"""

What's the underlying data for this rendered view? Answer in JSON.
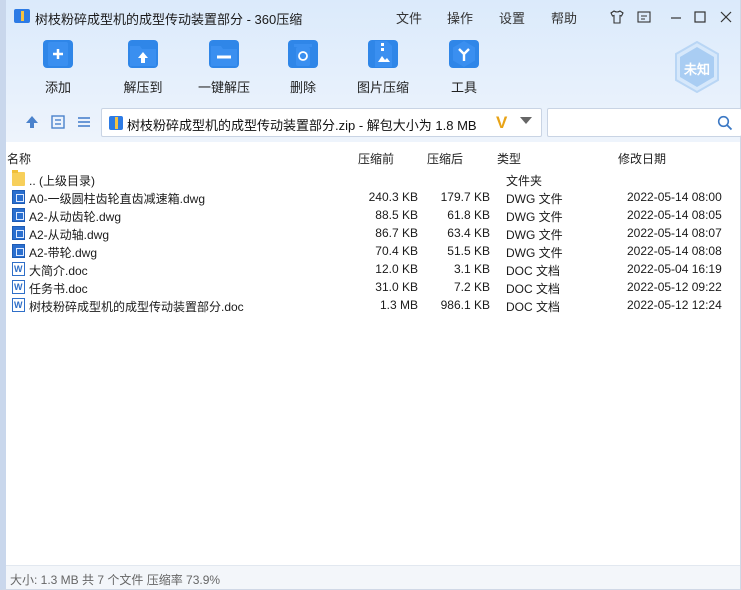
{
  "window": {
    "title": "树枝粉碎成型机的成型传动装置部分 - 360压缩",
    "menus": [
      "文件",
      "操作",
      "设置",
      "帮助"
    ]
  },
  "toolbar": {
    "items": [
      {
        "label": "添加",
        "icon": "add-icon"
      },
      {
        "label": "解压到",
        "icon": "extract-to-icon"
      },
      {
        "label": "一键解压",
        "icon": "one-click-extract-icon"
      },
      {
        "label": "删除",
        "icon": "delete-icon"
      },
      {
        "label": "图片压缩",
        "icon": "image-compress-icon"
      },
      {
        "label": "工具",
        "icon": "tools-icon"
      }
    ],
    "badge": "未知"
  },
  "address": {
    "path": "树枝粉碎成型机的成型传动装置部分.zip - 解包大小为 1.8 MB",
    "search_value": ""
  },
  "columns": {
    "name": "名称",
    "compressed": "压缩前",
    "after": "压缩后",
    "type": "类型",
    "modified": "修改日期"
  },
  "files": [
    {
      "name": ".. (上级目录)",
      "before": "",
      "after": "",
      "type": "文件夹",
      "date": "",
      "kind": "folder"
    },
    {
      "name": "A0-一级圆柱齿轮直齿减速箱.dwg",
      "before": "240.3 KB",
      "after": "179.7 KB",
      "type": "DWG 文件",
      "date": "2022-05-14 08:00",
      "kind": "dwg"
    },
    {
      "name": "A2-从动齿轮.dwg",
      "before": "88.5 KB",
      "after": "61.8 KB",
      "type": "DWG 文件",
      "date": "2022-05-14 08:05",
      "kind": "dwg"
    },
    {
      "name": "A2-从动轴.dwg",
      "before": "86.7 KB",
      "after": "63.4 KB",
      "type": "DWG 文件",
      "date": "2022-05-14 08:07",
      "kind": "dwg"
    },
    {
      "name": "A2-带轮.dwg",
      "before": "70.4 KB",
      "after": "51.5 KB",
      "type": "DWG 文件",
      "date": "2022-05-14 08:08",
      "kind": "dwg"
    },
    {
      "name": "大简介.doc",
      "before": "12.0 KB",
      "after": "3.1 KB",
      "type": "DOC 文档",
      "date": "2022-05-04 16:19",
      "kind": "doc"
    },
    {
      "name": "任务书.doc",
      "before": "31.0 KB",
      "after": "7.2 KB",
      "type": "DOC 文档",
      "date": "2022-05-12 09:22",
      "kind": "doc"
    },
    {
      "name": "树枝粉碎成型机的成型传动装置部分.doc",
      "before": "1.3 MB",
      "after": "986.1 KB",
      "type": "DOC 文档",
      "date": "2022-05-12 12:24",
      "kind": "doc"
    }
  ],
  "status": {
    "text": "大小: 1.3 MB 共 7 个文件 压缩率 73.9%"
  }
}
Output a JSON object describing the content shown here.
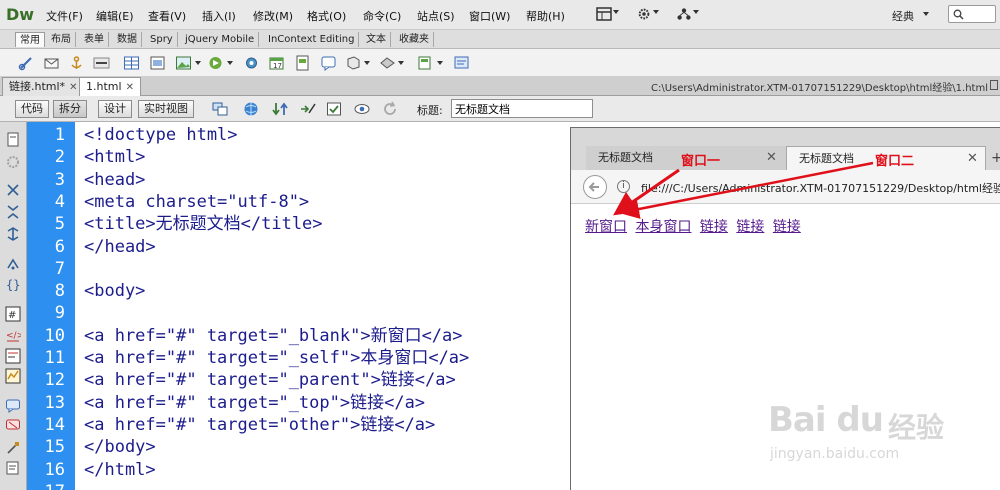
{
  "app": {
    "logo": "Dw",
    "menus": [
      "文件(F)",
      "编辑(E)",
      "查看(V)",
      "插入(I)",
      "修改(M)",
      "格式(O)",
      "命令(C)",
      "站点(S)",
      "窗口(W)",
      "帮助(H)"
    ],
    "workspace": "经典"
  },
  "insert_tabs": [
    "常用",
    "布局",
    "表单",
    "数据",
    "Spry",
    "jQuery Mobile",
    "InContext Editing",
    "文本",
    "收藏夹"
  ],
  "doc_tabs": [
    {
      "label": "链接.html*"
    },
    {
      "label": "1.html"
    }
  ],
  "file_path": "C:\\Users\\Administrator.XTM-01707151229\\Desktop\\html经验\\1.html",
  "view_buttons": [
    "代码",
    "拆分",
    "设计",
    "实时视图"
  ],
  "title_field": {
    "label": "标题:",
    "value": "无标题文档"
  },
  "code_lines": [
    {
      "n": "1",
      "text": "<!doctype html>"
    },
    {
      "n": "2",
      "text": "<html>"
    },
    {
      "n": "3",
      "text": "<head>"
    },
    {
      "n": "4",
      "text": "<meta charset=\"utf-8\">"
    },
    {
      "n": "5",
      "text": "<title>无标题文档</title>"
    },
    {
      "n": "6",
      "text": "</head>"
    },
    {
      "n": "7",
      "text": ""
    },
    {
      "n": "8",
      "text": "<body>"
    },
    {
      "n": "9",
      "text": ""
    },
    {
      "n": "10",
      "text": "<a href=\"#\" target=\"_blank\">新窗口</a>"
    },
    {
      "n": "11",
      "text": "<a href=\"#\" target=\"_self\">本身窗口</a>"
    },
    {
      "n": "12",
      "text": "<a href=\"#\" target=\"_parent\">链接</a>"
    },
    {
      "n": "13",
      "text": "<a href=\"#\" target=\"_top\">链接</a>"
    },
    {
      "n": "14",
      "text": "<a href=\"#\" target=\"other\">链接</a>"
    },
    {
      "n": "15",
      "text": "</body>"
    },
    {
      "n": "16",
      "text": "</html>"
    },
    {
      "n": "17",
      "text": ""
    }
  ],
  "browser": {
    "tabs": [
      {
        "label": "无标题文档"
      },
      {
        "label": "无标题文档"
      }
    ],
    "url": "file:///C:/Users/Administrator.XTM-01707151229/Desktop/html经验",
    "links": [
      "新窗口",
      "本身窗口",
      "链接",
      "链接",
      "链接"
    ]
  },
  "annotations": {
    "window1": "窗口一",
    "window2": "窗口二"
  },
  "watermark": {
    "logo": "Bai du",
    "cn": "经验",
    "url": "jingyan.baidu.com"
  },
  "colors": {
    "gutter": "#2d8fef",
    "code_text": "#1c1c8c",
    "annotation": "#e0101a",
    "link_visited": "#551a8b"
  }
}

"""

**Directions for this task**
Above are the records; copy every line in them that holds the word "无标题文档".

**The output**
    "value": "无标题文档"
      "text": "<title>无标题文档</title>"
        "label": "无标题文档"
        "label": "无标题文档"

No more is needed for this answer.